Work to do — Extend the article on Korean Air's planned takeover of Asiana Airlines, picking up after its final sentence.

Korean Air is one step away from absorbing rival Asiana Airlines after the rivals agreed on Tuesday to European Commission merger conditions that Asiana divest its freighter business. 

The last hurdle is the U.S. government, which reportedly objects to the deal because of concern the combined airline would dominate routes to the United States where the two carriers currently compete head-to-head for passenger and cargo traffic. The Biden administration believes a Korean takeover of Asiana would limit competition and leave certain supply chains too dependent on a single carrier. 

Korean Air has 23 freighters in its fleet, including seven Boeing 747-8s and a dozen 777 aircraft. It is the world’s fifth-largest cargo carrier by volume and the third-largest carrier when express parcel carriers FedEx and UPS are excluded. Asiana operates 10 Boeing 747-400 freighters and one 767, according to Planespotters.

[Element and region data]
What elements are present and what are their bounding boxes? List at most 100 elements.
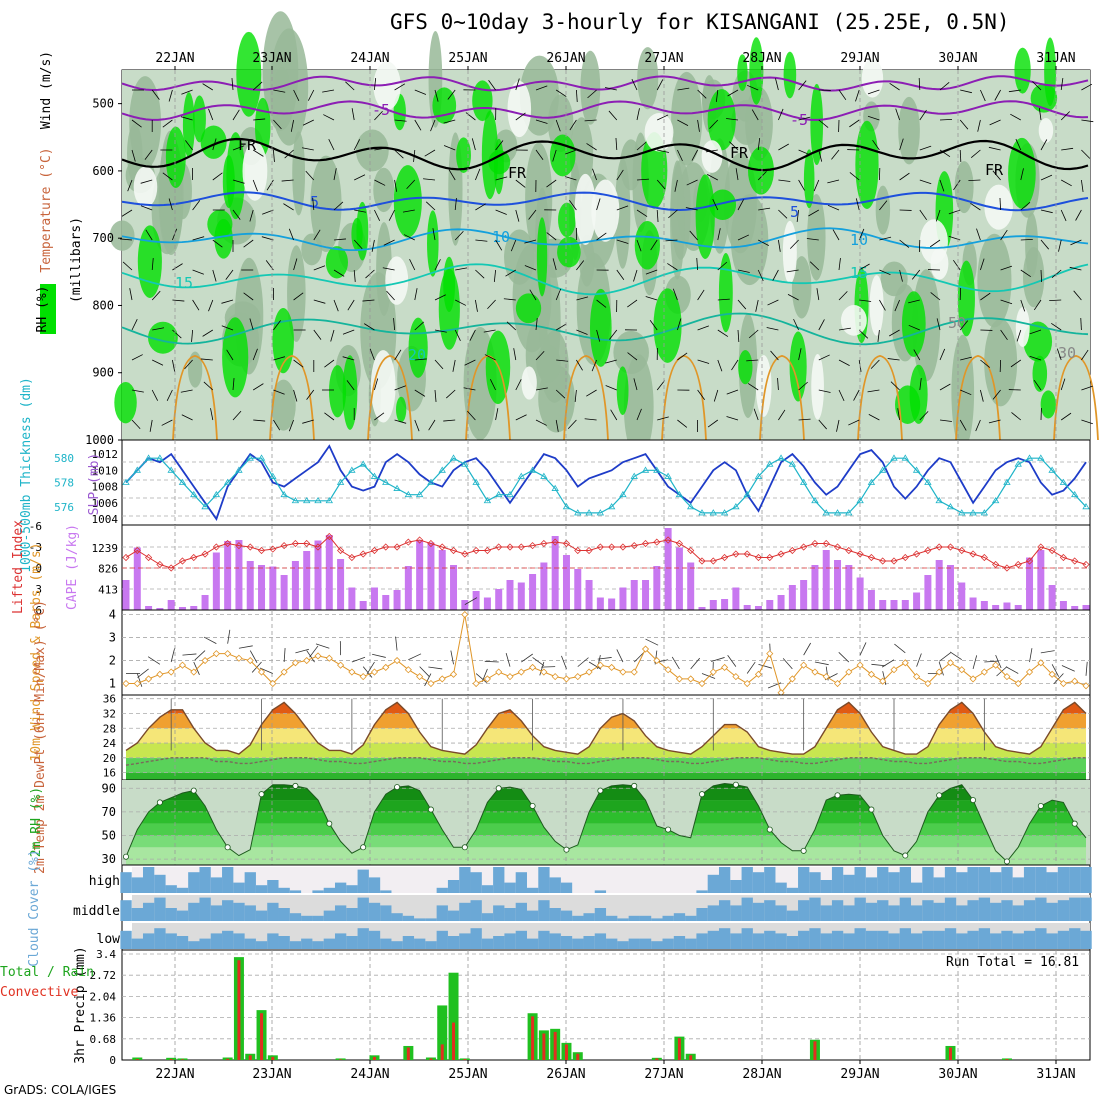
cape-bar — [856, 577, 864, 610]
warm-contour — [1053, 354, 1099, 441]
cloud-bar-middle — [176, 910, 189, 921]
rh-marker — [970, 797, 977, 804]
temperature-contour — [121, 263, 1089, 296]
thickness-marker — [1003, 478, 1011, 485]
wind-barb — [576, 89, 578, 102]
wind-barb — [351, 108, 355, 121]
precip-conv-bar — [553, 1031, 557, 1060]
wind-speed-marker — [1048, 670, 1056, 678]
rh-tick-label: 70 — [102, 805, 116, 819]
cloud-bar-high — [1035, 867, 1047, 893]
rh-cell-moist — [549, 134, 576, 177]
cape-bar — [201, 595, 209, 610]
cloud-bar-middle — [414, 918, 426, 921]
wind-barb — [908, 299, 920, 304]
cloud-bar-low — [707, 930, 719, 949]
cloud-bar-middle — [809, 897, 821, 921]
wind-barb — [992, 170, 1001, 181]
surface-wind-barb — [147, 656, 161, 665]
top-day-label: 23JAN — [252, 51, 291, 66]
wind-barb — [1081, 419, 1093, 425]
wind-barb — [1060, 378, 1066, 391]
precip-panel: Run Total = 16.81 — [121, 949, 1091, 1061]
cloud-bar-high — [289, 890, 302, 893]
wind-barb — [1040, 174, 1053, 181]
cloud-bar-low — [922, 930, 934, 949]
lifted-marker — [980, 553, 988, 562]
wind-barb — [569, 200, 577, 211]
wind-barb — [838, 291, 848, 301]
lifted-marker — [280, 542, 288, 550]
wind-barb — [758, 239, 769, 246]
cloud-bar-high — [233, 882, 245, 893]
wind-barb — [989, 119, 1001, 126]
cloud-bar-high — [888, 872, 900, 893]
wind-barb — [1000, 299, 1013, 305]
wind-barb — [748, 329, 759, 339]
precip-total-bar — [166, 1057, 177, 1060]
lifted-marker — [1048, 546, 1056, 555]
wind-barb — [717, 261, 728, 271]
wind-barb — [202, 329, 214, 337]
cape-bar — [721, 599, 729, 610]
wind-barb — [555, 89, 567, 97]
wind-barb — [1040, 269, 1043, 283]
wind-barb — [918, 77, 921, 91]
wind-barb — [584, 119, 597, 122]
thickness-marker — [799, 478, 808, 485]
wind-speed-marker — [438, 675, 446, 683]
wind-speed-marker — [867, 670, 875, 678]
rh-cell-dry — [811, 353, 824, 420]
wind-barb — [1060, 209, 1067, 222]
cloud-bar-middle — [142, 902, 155, 921]
wind-speed-marker — [517, 668, 525, 676]
rh2m-panel — [121, 779, 1091, 866]
wind-barb — [677, 352, 688, 361]
cloud-bar-high — [967, 867, 979, 893]
wind-barb — [596, 232, 607, 241]
wind-barb — [1051, 322, 1062, 331]
wind-barb — [1033, 299, 1042, 311]
ytick-label: 600 — [92, 164, 114, 178]
precip-total-bar — [132, 1057, 143, 1060]
wind-speed-marker — [585, 668, 593, 676]
wind-barb — [778, 108, 784, 121]
rh-cell-moist — [1040, 390, 1056, 419]
cape-bar — [664, 528, 672, 610]
cloud-bar-high — [741, 867, 753, 893]
slp-panel-frame — [121, 439, 1091, 526]
surface-wind-barb — [419, 666, 430, 677]
thickness-marker — [856, 496, 864, 504]
rh-marker — [631, 782, 638, 789]
thickness-marker — [280, 490, 288, 498]
wind-barb — [283, 203, 294, 211]
wind-barb — [596, 299, 607, 308]
rh-cell-mid — [271, 379, 296, 431]
wind-barb — [414, 89, 427, 95]
thickness-marker — [619, 490, 627, 498]
wind-barb — [778, 143, 789, 151]
thickness-marker — [811, 496, 819, 504]
wind-barb — [836, 419, 840, 432]
wind-barb — [576, 329, 588, 335]
rh-marker — [1071, 820, 1078, 827]
cloud-bar-high — [933, 877, 945, 893]
wind-barb — [616, 169, 624, 181]
wind-barb — [838, 89, 847, 101]
wind-speed-marker — [122, 679, 130, 688]
wind-barb — [586, 389, 597, 397]
thickness-marker — [1082, 503, 1090, 510]
wind-barb — [252, 81, 263, 91]
cloud-bar-middle — [583, 913, 595, 921]
wind-barb — [528, 209, 537, 220]
cloud-bar-middle — [1046, 902, 1058, 921]
wind-barb — [868, 414, 880, 421]
lifted-marker — [506, 543, 514, 551]
lifted-marker — [630, 542, 638, 550]
cloud-bar-low — [967, 930, 979, 949]
thickness-marker — [867, 478, 876, 485]
wind-barb — [827, 179, 840, 184]
lifted-marker — [709, 557, 717, 565]
wind-barb — [555, 323, 567, 331]
thickness-marker — [404, 490, 413, 498]
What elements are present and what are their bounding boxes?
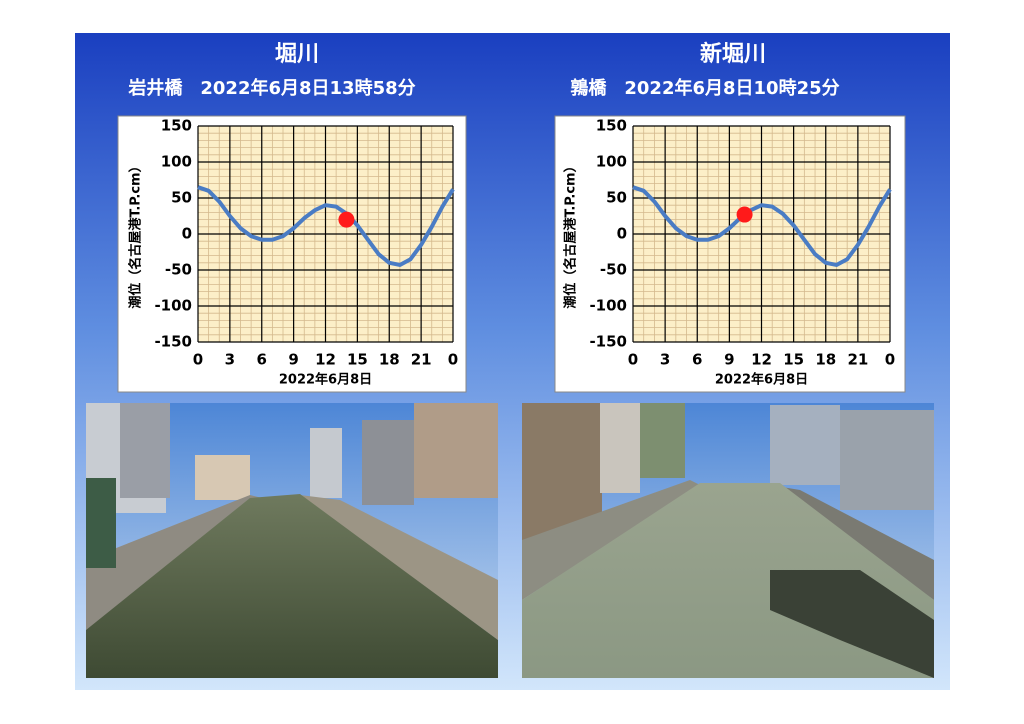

In response —
“Together, they would have been by far the largest carrier on these routes removing an important alternative for customers. Other competitors face regulatory and other barriers to expand their services and would have been unlikely to exert sufficient competitive pressure on the merged company. This would likely have led to increased prices or decreased quality for passengers and cargo customers,” the European Commission said in a news release.

The divestment includes freighter aircraft, airport slots, traffic rights, flight crew, and other employees, as well as customer cargo contracts, the EU’s executive body said. The airlines will need to appoint a financial advisory firm to oversee the divestment of Asiana’s all-cargo business, as well as initiate the bidding process and select a buyer. The European Commission must approve the selected buyer before the transaction can close. Once Korean Air completes the acquisition of Asiana Airlines, the actual cargo divestment process will take place.

The Commission said a suitable buyer “must be able, and have the incentive, to operate the divested businesses in a viable mannger to compete effectively with the merged company.”

The Loadstar recently reported that four South Korean low-cost carriers – Eastar Jet, Air Premia, Air Incheon and Jeju Air – had expressed interest to Korean Air, but they all lack experience operating a widebody fleet.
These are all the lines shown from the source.